Items from a figure collection

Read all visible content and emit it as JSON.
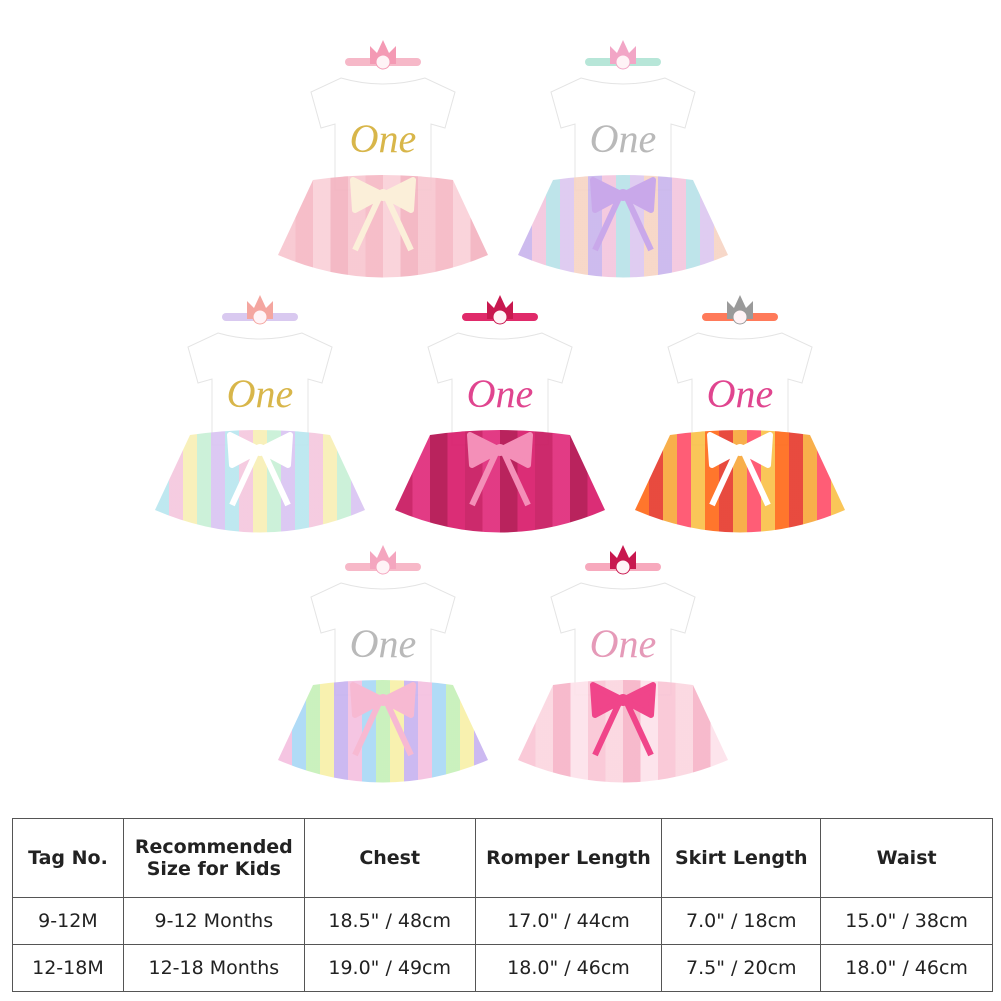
{
  "outfits": [
    {
      "label": "One"
    },
    {
      "label": "One"
    },
    {
      "label": "One"
    },
    {
      "label": "One"
    },
    {
      "label": "One"
    },
    {
      "label": "One"
    },
    {
      "label": "One"
    }
  ],
  "table": {
    "header": [
      "Tag No.",
      "Recommended Size for Kids",
      "Chest",
      "Romper Length",
      "Skirt Length",
      "Waist"
    ],
    "rows": [
      [
        "9-12M",
        "9-12 Months",
        "18.5\" / 48cm",
        "17.0\" / 44cm",
        "7.0\" / 18cm",
        "15.0\" / 38cm"
      ],
      [
        "12-18M",
        "12-18 Months",
        "19.0\" / 49cm",
        "18.0\" / 46cm",
        "7.5\" / 20cm",
        "18.0\" / 46cm"
      ]
    ]
  }
}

> **What the task asks**:
Strip out the images, then output the records above word for word.

> **Complete response**:
Read all visible content and emit it as JSON.
{
  "outfits": [
    {
      "label": "One"
    },
    {
      "label": "One"
    },
    {
      "label": "One"
    },
    {
      "label": "One"
    },
    {
      "label": "One"
    },
    {
      "label": "One"
    },
    {
      "label": "One"
    }
  ],
  "table": {
    "header": [
      "Tag No.",
      "Recommended Size for Kids",
      "Chest",
      "Romper Length",
      "Skirt Length",
      "Waist"
    ],
    "rows": [
      [
        "9-12M",
        "9-12 Months",
        "18.5\" / 48cm",
        "17.0\" / 44cm",
        "7.0\" / 18cm",
        "15.0\" / 38cm"
      ],
      [
        "12-18M",
        "12-18 Months",
        "19.0\" / 49cm",
        "18.0\" / 46cm",
        "7.5\" / 20cm",
        "18.0\" / 46cm"
      ]
    ]
  }
}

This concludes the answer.